#### [Written exercise]
Note each line where "الجزيرة" appears, and copy it.

#### [Supplied data]

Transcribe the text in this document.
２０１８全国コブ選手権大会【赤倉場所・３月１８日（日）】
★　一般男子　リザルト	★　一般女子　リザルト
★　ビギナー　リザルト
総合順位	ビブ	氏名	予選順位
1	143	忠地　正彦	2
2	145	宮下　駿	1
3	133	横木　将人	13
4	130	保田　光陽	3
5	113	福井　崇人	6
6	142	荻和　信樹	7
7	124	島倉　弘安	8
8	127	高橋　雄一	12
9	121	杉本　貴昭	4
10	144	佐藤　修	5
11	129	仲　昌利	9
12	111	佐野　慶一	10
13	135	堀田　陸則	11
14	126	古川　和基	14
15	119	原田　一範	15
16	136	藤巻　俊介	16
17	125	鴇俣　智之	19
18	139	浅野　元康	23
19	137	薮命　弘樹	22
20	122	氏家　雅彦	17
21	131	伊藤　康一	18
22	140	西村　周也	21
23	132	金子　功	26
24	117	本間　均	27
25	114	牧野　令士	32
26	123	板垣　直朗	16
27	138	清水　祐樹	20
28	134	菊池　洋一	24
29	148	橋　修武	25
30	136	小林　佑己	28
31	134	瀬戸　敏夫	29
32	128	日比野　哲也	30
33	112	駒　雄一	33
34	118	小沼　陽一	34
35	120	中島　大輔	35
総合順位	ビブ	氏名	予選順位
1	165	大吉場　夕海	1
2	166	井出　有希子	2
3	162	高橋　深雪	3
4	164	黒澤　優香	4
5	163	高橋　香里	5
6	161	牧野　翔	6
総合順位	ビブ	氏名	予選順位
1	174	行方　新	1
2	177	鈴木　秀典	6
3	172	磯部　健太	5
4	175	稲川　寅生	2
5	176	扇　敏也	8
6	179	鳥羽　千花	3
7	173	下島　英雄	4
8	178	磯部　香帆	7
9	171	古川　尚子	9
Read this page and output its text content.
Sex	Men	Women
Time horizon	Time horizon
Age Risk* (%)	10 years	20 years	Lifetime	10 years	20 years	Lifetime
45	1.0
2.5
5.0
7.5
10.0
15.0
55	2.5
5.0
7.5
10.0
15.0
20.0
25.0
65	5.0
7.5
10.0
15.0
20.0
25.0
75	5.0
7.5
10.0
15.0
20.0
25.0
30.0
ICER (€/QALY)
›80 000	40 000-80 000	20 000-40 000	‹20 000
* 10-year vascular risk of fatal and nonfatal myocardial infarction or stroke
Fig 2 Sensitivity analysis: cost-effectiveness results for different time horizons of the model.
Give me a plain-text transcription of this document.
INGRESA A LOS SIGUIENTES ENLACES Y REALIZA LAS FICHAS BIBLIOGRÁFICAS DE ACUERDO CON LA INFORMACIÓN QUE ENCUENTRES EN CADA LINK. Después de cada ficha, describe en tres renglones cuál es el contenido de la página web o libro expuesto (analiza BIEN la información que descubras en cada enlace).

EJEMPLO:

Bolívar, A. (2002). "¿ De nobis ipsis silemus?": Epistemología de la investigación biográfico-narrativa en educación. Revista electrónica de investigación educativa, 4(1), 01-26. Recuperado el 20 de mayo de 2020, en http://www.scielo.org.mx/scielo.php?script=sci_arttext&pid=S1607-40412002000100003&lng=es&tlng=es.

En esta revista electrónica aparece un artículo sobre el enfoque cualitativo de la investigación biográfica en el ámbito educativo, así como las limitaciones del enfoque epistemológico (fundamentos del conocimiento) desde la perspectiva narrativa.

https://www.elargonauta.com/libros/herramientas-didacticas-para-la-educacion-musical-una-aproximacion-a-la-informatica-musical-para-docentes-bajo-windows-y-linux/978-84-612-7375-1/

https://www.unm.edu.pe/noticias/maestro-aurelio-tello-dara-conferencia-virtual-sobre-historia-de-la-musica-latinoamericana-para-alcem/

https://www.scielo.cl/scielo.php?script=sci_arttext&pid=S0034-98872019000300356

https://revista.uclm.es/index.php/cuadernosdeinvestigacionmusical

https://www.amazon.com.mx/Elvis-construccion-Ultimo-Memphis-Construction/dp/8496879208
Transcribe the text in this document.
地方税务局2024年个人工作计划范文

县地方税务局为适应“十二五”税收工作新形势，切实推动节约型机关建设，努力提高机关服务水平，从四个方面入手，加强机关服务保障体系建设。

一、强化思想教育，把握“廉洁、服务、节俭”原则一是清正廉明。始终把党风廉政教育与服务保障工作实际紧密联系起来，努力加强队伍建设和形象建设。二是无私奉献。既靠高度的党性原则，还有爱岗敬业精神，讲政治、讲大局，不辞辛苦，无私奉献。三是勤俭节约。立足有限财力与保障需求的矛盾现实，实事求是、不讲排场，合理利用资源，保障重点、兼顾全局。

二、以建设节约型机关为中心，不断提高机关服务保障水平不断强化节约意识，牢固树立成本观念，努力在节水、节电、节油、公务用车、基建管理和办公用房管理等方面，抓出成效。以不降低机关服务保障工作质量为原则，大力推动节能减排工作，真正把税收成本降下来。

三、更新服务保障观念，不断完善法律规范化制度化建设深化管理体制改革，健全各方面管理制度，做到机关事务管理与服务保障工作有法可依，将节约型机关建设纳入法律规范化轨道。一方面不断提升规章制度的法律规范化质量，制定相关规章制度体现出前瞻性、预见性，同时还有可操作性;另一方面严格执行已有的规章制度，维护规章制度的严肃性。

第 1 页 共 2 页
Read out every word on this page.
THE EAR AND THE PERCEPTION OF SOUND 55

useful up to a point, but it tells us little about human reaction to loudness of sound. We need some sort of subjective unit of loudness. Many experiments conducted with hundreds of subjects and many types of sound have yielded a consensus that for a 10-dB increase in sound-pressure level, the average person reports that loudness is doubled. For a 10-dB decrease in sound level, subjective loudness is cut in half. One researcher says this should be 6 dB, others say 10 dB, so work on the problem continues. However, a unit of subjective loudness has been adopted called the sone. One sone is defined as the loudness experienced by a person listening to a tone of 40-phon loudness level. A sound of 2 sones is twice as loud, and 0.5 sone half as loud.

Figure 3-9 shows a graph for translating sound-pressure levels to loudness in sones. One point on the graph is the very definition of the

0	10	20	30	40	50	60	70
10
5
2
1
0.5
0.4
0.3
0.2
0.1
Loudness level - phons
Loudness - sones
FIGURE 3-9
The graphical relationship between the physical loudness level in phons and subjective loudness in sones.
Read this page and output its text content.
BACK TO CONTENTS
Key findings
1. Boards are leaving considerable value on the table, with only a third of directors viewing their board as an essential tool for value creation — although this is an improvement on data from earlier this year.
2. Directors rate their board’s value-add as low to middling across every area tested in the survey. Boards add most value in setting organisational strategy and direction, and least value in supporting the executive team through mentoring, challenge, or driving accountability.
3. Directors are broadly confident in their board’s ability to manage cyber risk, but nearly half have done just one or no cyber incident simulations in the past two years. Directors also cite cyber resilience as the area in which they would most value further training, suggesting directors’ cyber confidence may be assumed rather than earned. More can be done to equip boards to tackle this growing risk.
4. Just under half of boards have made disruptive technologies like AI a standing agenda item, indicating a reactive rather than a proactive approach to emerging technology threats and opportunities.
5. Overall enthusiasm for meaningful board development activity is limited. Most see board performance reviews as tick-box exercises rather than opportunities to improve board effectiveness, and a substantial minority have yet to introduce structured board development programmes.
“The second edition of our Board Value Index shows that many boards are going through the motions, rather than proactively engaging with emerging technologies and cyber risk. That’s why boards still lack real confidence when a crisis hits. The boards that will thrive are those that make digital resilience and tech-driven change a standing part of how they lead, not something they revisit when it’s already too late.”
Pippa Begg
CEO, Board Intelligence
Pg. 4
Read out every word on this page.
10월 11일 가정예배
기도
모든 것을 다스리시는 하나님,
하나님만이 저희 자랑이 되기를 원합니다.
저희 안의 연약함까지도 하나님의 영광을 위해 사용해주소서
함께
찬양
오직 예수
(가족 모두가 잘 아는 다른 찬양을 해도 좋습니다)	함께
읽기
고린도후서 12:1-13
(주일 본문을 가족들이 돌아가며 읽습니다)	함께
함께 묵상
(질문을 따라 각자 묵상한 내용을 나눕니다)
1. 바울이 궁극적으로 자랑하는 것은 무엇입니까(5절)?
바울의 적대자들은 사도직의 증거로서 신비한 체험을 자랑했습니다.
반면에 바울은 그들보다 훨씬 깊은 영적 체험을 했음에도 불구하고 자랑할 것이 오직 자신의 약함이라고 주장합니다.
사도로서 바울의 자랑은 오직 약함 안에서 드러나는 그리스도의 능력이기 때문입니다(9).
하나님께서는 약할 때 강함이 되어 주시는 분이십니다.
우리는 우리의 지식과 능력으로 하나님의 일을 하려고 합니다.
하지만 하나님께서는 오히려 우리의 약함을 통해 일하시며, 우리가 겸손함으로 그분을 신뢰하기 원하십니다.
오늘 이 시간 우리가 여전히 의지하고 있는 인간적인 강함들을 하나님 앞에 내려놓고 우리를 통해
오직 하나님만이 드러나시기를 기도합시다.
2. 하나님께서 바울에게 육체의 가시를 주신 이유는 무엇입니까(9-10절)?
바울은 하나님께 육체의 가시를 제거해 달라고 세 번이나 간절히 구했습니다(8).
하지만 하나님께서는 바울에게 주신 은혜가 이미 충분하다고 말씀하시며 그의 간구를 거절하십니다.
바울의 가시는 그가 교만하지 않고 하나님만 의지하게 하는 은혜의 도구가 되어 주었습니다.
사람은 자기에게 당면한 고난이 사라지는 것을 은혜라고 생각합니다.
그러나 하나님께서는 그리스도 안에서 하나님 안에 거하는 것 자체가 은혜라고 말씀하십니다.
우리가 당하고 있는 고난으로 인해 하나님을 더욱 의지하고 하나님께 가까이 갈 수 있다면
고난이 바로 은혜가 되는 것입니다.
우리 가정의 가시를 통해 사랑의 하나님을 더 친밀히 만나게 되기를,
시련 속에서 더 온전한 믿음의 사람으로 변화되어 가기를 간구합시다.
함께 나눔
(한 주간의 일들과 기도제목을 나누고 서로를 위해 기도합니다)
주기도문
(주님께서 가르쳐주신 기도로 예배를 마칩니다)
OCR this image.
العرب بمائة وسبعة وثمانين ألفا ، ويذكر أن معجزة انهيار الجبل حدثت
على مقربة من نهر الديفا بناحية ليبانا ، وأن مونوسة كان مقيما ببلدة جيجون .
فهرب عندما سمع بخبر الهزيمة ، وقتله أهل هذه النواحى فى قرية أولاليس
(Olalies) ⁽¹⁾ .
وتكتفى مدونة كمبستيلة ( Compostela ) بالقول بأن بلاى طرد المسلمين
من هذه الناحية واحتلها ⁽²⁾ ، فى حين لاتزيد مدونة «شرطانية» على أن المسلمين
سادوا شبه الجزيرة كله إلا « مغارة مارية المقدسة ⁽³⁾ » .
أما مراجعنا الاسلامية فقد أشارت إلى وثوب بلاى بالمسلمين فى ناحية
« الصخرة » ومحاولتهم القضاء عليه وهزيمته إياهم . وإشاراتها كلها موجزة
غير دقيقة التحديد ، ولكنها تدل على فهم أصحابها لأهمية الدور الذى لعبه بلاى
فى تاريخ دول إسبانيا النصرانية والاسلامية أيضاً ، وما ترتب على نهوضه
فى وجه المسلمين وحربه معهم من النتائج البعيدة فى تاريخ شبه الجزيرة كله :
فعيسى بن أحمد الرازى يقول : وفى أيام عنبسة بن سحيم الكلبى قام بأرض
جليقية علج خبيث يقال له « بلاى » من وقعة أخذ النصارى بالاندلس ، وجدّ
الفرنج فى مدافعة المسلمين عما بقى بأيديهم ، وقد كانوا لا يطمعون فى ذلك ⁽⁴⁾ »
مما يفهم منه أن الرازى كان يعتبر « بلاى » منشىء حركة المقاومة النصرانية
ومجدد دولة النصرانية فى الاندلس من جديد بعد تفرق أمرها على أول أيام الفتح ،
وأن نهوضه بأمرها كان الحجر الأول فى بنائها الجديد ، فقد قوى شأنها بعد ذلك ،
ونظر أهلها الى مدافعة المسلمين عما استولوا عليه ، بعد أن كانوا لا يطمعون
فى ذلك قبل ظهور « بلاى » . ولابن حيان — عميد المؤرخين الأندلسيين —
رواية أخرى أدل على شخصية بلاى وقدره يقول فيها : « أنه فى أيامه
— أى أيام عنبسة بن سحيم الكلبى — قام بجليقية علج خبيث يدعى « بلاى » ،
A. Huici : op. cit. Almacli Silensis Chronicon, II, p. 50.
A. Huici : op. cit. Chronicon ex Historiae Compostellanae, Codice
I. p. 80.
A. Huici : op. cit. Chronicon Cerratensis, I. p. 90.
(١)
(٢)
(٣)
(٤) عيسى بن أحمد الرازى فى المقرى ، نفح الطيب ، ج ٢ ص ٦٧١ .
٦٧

#### [Task result]
سادوا شبه الجزيرة كله إلا « مغارة مارية المقدسة ⁽³⁾ » .
فى وجه المسلمين وحربه معهم من النتائج البعيدة فى تاريخ شبه الجزيرة كله :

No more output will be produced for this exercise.